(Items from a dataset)
* begin *
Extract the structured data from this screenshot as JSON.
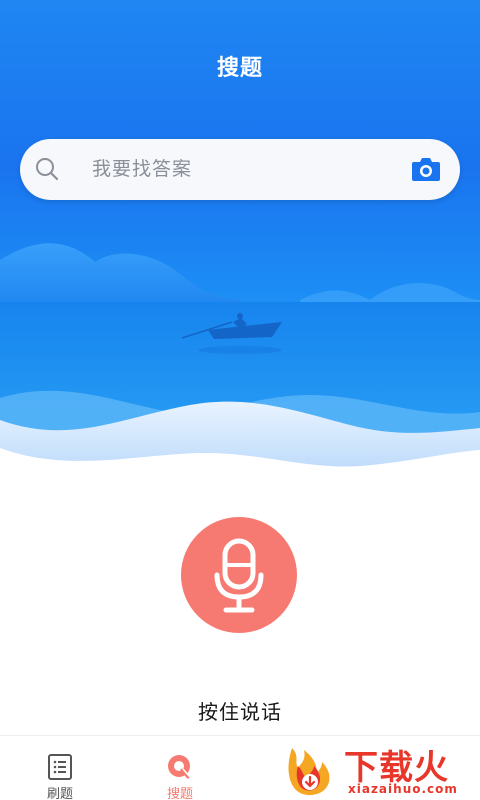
{
  "header": {
    "title": "搜题"
  },
  "search": {
    "placeholder": "我要找答案",
    "icon": "search-icon",
    "camera_icon": "camera-icon"
  },
  "voice": {
    "mic_icon": "microphone-icon",
    "label": "按住说话",
    "button_color": "#f77a72"
  },
  "tabs": [
    {
      "label": "刷题",
      "icon": "list-document-icon",
      "active": false
    },
    {
      "label": "搜题",
      "icon": "search-tab-icon",
      "active": true
    }
  ],
  "watermark": {
    "title": "下载火",
    "url": "xiazaihuo.com"
  },
  "colors": {
    "hero_blue": "#1a74ef",
    "accent_red": "#f77a72",
    "camera_blue": "#1a74ef",
    "watermark_red": "#e8362a"
  }
}
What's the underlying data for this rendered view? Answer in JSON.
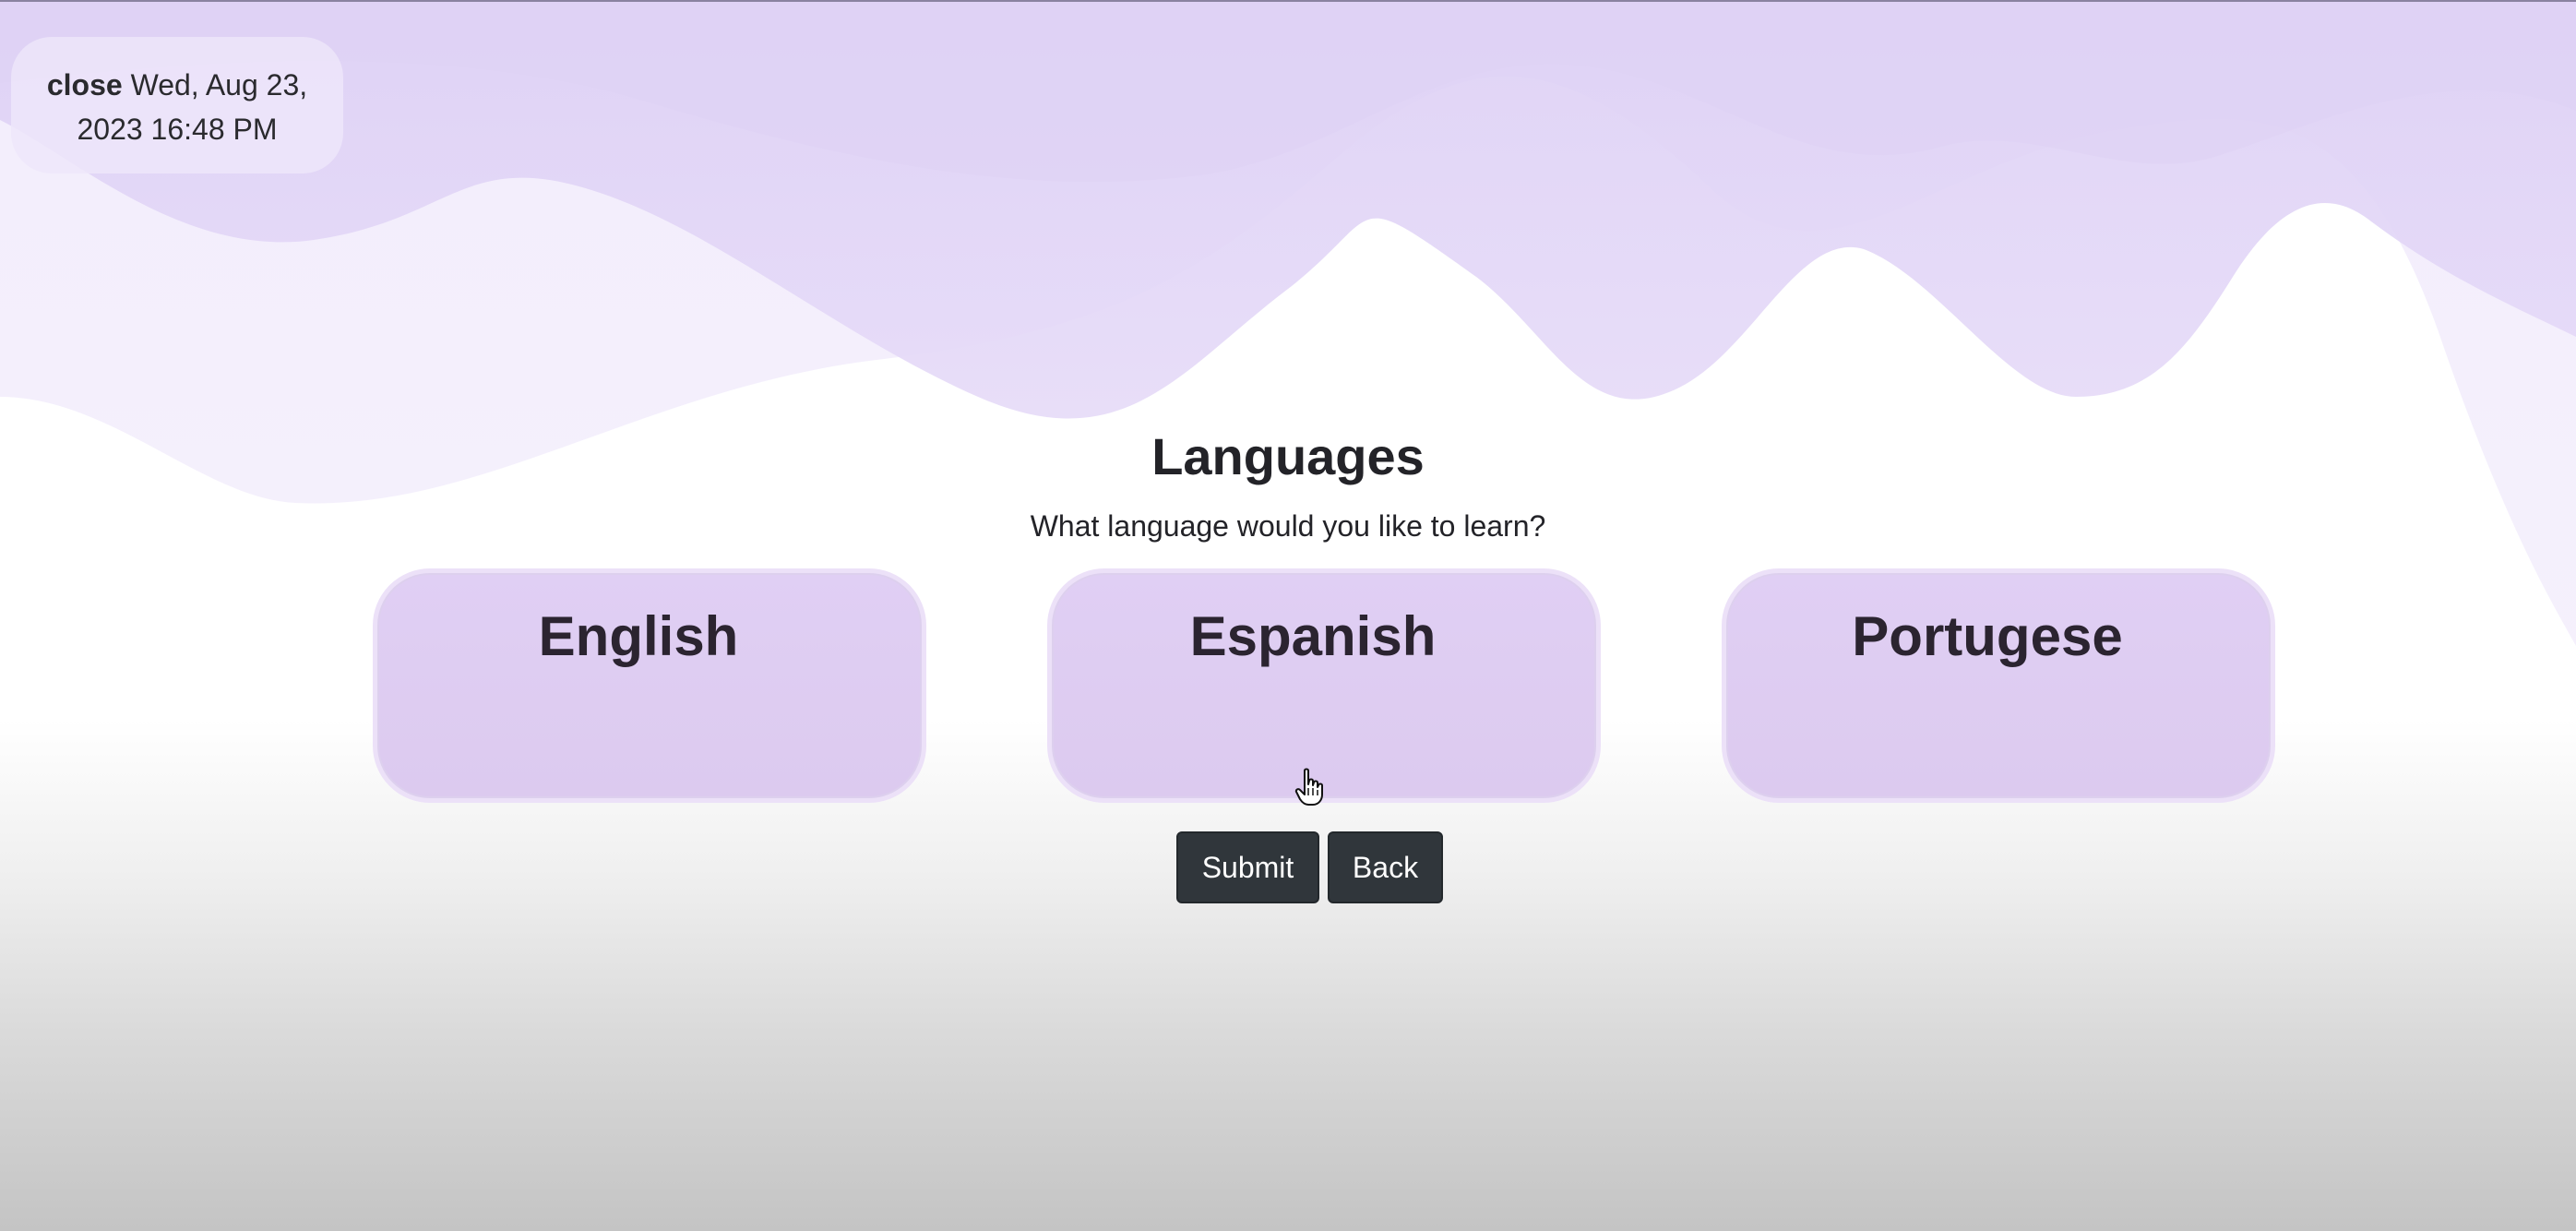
* end *
◆ **Work to be completed**
Restate the records above in full, word for word. Keep pictures out.

◆ **Solution to the exercise**
Extract the structured data from this screenshot as JSON.
{
  "header": {
    "title": "搜题"
  },
  "search": {
    "placeholder": "我要找答案",
    "icon": "search-icon",
    "camera_icon": "camera-icon"
  },
  "voice": {
    "mic_icon": "microphone-icon",
    "label": "按住说话",
    "button_color": "#f77a72"
  },
  "tabs": [
    {
      "label": "刷题",
      "icon": "list-document-icon",
      "active": false
    },
    {
      "label": "搜题",
      "icon": "search-tab-icon",
      "active": true
    }
  ],
  "watermark": {
    "title": "下载火",
    "url": "xiazaihuo.com"
  },
  "colors": {
    "hero_blue": "#1a74ef",
    "accent_red": "#f77a72",
    "camera_blue": "#1a74ef",
    "watermark_red": "#e8362a"
  }
}
What's the underlying data for this rendered view? Answer in JSON.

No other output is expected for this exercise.